[REQUIRED TASK]
Produce the listing below again, exactly as shown.

[Stored entries]
>> begin
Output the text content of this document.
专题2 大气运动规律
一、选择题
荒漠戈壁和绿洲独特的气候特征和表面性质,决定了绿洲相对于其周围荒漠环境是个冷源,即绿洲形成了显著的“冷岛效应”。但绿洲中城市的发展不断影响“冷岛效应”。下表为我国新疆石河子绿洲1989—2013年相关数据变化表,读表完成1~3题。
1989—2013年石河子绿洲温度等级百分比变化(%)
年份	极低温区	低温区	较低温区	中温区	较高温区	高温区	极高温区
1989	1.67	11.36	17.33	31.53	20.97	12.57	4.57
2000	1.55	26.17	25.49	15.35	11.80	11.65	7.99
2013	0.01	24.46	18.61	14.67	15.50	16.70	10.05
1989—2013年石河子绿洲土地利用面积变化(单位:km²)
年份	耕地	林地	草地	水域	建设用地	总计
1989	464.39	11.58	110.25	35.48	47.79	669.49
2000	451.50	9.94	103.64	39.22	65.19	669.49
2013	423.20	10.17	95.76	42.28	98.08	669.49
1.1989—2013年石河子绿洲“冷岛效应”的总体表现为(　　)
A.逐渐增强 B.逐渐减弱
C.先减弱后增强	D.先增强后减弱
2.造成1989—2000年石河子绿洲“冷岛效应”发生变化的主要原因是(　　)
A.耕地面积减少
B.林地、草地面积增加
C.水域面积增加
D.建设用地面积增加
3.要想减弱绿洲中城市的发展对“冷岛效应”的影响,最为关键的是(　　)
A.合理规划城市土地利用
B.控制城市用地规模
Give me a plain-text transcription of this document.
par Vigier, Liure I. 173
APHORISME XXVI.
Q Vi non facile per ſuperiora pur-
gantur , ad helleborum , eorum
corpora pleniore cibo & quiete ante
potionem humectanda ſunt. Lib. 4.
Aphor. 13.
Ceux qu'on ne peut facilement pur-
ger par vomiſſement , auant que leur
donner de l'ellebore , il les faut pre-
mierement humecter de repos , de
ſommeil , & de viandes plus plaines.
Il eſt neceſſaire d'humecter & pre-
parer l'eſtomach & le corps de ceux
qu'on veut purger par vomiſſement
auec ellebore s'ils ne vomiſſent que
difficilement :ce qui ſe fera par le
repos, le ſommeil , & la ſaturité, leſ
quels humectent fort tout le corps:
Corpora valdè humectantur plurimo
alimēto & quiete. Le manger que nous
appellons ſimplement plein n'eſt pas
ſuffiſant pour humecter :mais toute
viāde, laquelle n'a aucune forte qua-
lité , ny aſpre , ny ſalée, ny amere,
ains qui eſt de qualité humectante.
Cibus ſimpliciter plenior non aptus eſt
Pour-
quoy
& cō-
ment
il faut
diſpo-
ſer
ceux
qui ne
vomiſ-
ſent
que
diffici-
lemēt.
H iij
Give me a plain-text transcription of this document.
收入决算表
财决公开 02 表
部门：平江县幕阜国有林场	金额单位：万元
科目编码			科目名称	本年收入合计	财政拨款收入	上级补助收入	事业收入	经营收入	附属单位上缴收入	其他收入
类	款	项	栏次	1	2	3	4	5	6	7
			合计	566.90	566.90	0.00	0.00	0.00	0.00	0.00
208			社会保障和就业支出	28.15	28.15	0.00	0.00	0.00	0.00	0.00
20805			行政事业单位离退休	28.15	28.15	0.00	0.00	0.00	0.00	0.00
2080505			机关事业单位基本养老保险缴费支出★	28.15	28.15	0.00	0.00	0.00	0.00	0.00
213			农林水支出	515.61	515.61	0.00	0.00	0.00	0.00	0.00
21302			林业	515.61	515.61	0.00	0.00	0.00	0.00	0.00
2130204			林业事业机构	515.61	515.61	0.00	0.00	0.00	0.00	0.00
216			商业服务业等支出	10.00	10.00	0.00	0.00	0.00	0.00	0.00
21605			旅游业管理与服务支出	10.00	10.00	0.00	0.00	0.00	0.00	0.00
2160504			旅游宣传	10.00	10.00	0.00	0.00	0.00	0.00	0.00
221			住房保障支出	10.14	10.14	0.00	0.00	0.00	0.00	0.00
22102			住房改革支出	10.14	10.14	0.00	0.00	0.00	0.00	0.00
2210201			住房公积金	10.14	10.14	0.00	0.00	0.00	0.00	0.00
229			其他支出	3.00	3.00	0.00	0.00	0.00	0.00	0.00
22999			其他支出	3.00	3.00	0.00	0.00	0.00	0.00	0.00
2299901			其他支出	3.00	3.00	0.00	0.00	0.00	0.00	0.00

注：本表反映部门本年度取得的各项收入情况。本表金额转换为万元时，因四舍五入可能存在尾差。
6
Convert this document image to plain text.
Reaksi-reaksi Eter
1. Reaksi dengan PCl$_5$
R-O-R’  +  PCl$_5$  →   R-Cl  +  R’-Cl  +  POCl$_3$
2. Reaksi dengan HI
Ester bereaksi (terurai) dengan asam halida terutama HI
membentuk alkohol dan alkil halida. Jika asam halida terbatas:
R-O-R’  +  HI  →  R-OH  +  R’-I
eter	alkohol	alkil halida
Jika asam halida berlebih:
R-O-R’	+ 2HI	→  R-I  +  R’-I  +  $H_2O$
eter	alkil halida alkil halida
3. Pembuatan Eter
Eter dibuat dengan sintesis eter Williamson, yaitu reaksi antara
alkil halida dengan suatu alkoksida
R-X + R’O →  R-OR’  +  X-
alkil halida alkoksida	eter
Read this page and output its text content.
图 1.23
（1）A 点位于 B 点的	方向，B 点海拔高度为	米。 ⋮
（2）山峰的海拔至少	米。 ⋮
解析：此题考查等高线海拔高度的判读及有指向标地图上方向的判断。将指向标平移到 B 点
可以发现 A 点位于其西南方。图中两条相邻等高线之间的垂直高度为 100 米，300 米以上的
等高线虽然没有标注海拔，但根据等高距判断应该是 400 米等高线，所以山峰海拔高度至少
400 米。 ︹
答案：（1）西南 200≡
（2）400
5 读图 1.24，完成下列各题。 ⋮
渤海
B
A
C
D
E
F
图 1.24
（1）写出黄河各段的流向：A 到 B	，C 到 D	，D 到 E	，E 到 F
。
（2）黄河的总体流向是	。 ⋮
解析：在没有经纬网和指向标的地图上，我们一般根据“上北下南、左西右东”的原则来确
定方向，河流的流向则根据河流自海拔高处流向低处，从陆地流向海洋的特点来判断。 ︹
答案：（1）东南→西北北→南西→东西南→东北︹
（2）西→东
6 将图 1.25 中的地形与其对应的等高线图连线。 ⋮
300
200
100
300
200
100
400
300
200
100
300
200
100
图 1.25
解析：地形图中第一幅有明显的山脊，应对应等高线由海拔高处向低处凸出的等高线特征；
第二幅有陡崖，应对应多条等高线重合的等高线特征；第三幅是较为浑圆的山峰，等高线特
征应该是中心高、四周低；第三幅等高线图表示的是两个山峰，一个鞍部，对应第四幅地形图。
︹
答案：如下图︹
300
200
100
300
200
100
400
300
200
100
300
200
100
>> end
[THE COMPLETED TASK]
Output the text content of this document.
专题2 大气运动规律
一、选择题
荒漠戈壁和绿洲独特的气候特征和表面性质,决定了绿洲相对于其周围荒漠环境是个冷源,即绿洲形成了显著的“冷岛效应”。但绿洲中城市的发展不断影响“冷岛效应”。下表为我国新疆石河子绿洲1989—2013年相关数据变化表,读表完成1~3题。
1989—2013年石河子绿洲温度等级百分比变化(%)
年份	极低温区	低温区	较低温区	中温区	较高温区	高温区	极高温区
1989	1.67	11.36	17.33	31.53	20.97	12.57	4.57
2000	1.55	26.17	25.49	15.35	11.80	11.65	7.99
2013	0.01	24.46	18.61	14.67	15.50	16.70	10.05
1989—2013年石河子绿洲土地利用面积变化(单位:km²)
年份	耕地	林地	草地	水域	建设用地	总计
1989	464.39	11.58	110.25	35.48	47.79	669.49
2000	451.50	9.94	103.64	39.22	65.19	669.49
2013	423.20	10.17	95.76	42.28	98.08	669.49
1.1989—2013年石河子绿洲“冷岛效应”的总体表现为(　　)
A.逐渐增强 B.逐渐减弱
C.先减弱后增强	D.先增强后减弱
2.造成1989—2000年石河子绿洲“冷岛效应”发生变化的主要原因是(　　)
A.耕地面积减少
B.林地、草地面积增加
C.水域面积增加
D.建设用地面积增加
3.要想减弱绿洲中城市的发展对“冷岛效应”的影响,最为关键的是(　　)
A.合理规划城市土地利用
B.控制城市用地规模
Give me a plain-text transcription of this document.
par Vigier, Liure I. 173
APHORISME XXVI.
Q Vi non facile per ſuperiora pur-
gantur , ad helleborum , eorum
corpora pleniore cibo & quiete ante
potionem humectanda ſunt. Lib. 4.
Aphor. 13.
Ceux qu'on ne peut facilement pur-
ger par vomiſſement , auant que leur
donner de l'ellebore , il les faut pre-
mierement humecter de repos , de
ſommeil , & de viandes plus plaines.
Il eſt neceſſaire d'humecter & pre-
parer l'eſtomach & le corps de ceux
qu'on veut purger par vomiſſement
auec ellebore s'ils ne vomiſſent que
difficilement :ce qui ſe fera par le
repos, le ſommeil , & la ſaturité, leſ
quels humectent fort tout le corps:
Corpora valdè humectantur plurimo
alimēto & quiete. Le manger que nous
appellons ſimplement plein n'eſt pas
ſuffiſant pour humecter :mais toute
viāde, laquelle n'a aucune forte qua-
lité , ny aſpre , ny ſalée, ny amere,
ains qui eſt de qualité humectante.
Cibus ſimpliciter plenior non aptus eſt
Pour-
quoy
& cō-
ment
il faut
diſpo-
ſer
ceux
qui ne
vomiſ-
ſent
que
diffici-
lemēt.
H iij
Give me a plain-text transcription of this document.
收入决算表
财决公开 02 表
部门：平江县幕阜国有林场	金额单位：万元
科目编码			科目名称	本年收入合计	财政拨款收入	上级补助收入	事业收入	经营收入	附属单位上缴收入	其他收入
类	款	项	栏次	1	2	3	4	5	6	7
			合计	566.90	566.90	0.00	0.00	0.00	0.00	0.00
208			社会保障和就业支出	28.15	28.15	0.00	0.00	0.00	0.00	0.00
20805			行政事业单位离退休	28.15	28.15	0.00	0.00	0.00	0.00	0.00
2080505			机关事业单位基本养老保险缴费支出★	28.15	28.15	0.00	0.00	0.00	0.00	0.00
213			农林水支出	515.61	515.61	0.00	0.00	0.00	0.00	0.00
21302			林业	515.61	515.61	0.00	0.00	0.00	0.00	0.00
2130204			林业事业机构	515.61	515.61	0.00	0.00	0.00	0.00	0.00
216			商业服务业等支出	10.00	10.00	0.00	0.00	0.00	0.00	0.00
21605			旅游业管理与服务支出	10.00	10.00	0.00	0.00	0.00	0.00	0.00
2160504			旅游宣传	10.00	10.00	0.00	0.00	0.00	0.00	0.00
221			住房保障支出	10.14	10.14	0.00	0.00	0.00	0.00	0.00
22102			住房改革支出	10.14	10.14	0.00	0.00	0.00	0.00	0.00
2210201			住房公积金	10.14	10.14	0.00	0.00	0.00	0.00	0.00
229			其他支出	3.00	3.00	0.00	0.00	0.00	0.00	0.00
22999			其他支出	3.00	3.00	0.00	0.00	0.00	0.00	0.00
2299901			其他支出	3.00	3.00	0.00	0.00	0.00	0.00	0.00

注：本表反映部门本年度取得的各项收入情况。本表金额转换为万元时，因四舍五入可能存在尾差。
6
Convert this document image to plain text.
Reaksi-reaksi Eter
1. Reaksi dengan PCl$_5$
R-O-R’  +  PCl$_5$  →   R-Cl  +  R’-Cl  +  POCl$_3$
2. Reaksi dengan HI
Ester bereaksi (terurai) dengan asam halida terutama HI
membentuk alkohol dan alkil halida. Jika asam halida terbatas:
R-O-R’  +  HI  →  R-OH  +  R’-I
eter	alkohol	alkil halida
Jika asam halida berlebih:
R-O-R’	+ 2HI	→  R-I  +  R’-I  +  $H_2O$
eter	alkil halida alkil halida
3. Pembuatan Eter
Eter dibuat dengan sintesis eter Williamson, yaitu reaksi antara
alkil halida dengan suatu alkoksida
R-X + R’O →  R-OR’  +  X-
alkil halida alkoksida	eter
Read this page and output its text content.
图 1.23
（1）A 点位于 B 点的	方向，B 点海拔高度为	米。 ⋮
（2）山峰的海拔至少	米。 ⋮
解析：此题考查等高线海拔高度的判读及有指向标地图上方向的判断。将指向标平移到 B 点
可以发现 A 点位于其西南方。图中两条相邻等高线之间的垂直高度为 100 米，300 米以上的
等高线虽然没有标注海拔，但根据等高距判断应该是 400 米等高线，所以山峰海拔高度至少
400 米。 ︹
答案：（1）西南 200≡
（2）400
5 读图 1.24，完成下列各题。 ⋮
渤海
B
A
C
D
E
F
图 1.24
（1）写出黄河各段的流向：A 到 B	，C 到 D	，D 到 E	，E 到 F
。
（2）黄河的总体流向是	。 ⋮
解析：在没有经纬网和指向标的地图上，我们一般根据“上北下南、左西右东”的原则来确
定方向，河流的流向则根据河流自海拔高处流向低处，从陆地流向海洋的特点来判断。 ︹
答案：（1）东南→西北北→南西→东西南→东北︹
（2）西→东
6 将图 1.25 中的地形与其对应的等高线图连线。 ⋮
300
200
100
300
200
100
400
300
200
100
300
200
100
图 1.25
解析：地形图中第一幅有明显的山脊，应对应等高线由海拔高处向低处凸出的等高线特征；
第二幅有陡崖，应对应多条等高线重合的等高线特征；第三幅是较为浑圆的山峰，等高线特
征应该是中心高、四周低；第三幅等高线图表示的是两个山峰，一个鞍部，对应第四幅地形图。
︹
答案：如下图︹
300
200
100
300
200
100
400
300
200
100
300
200
100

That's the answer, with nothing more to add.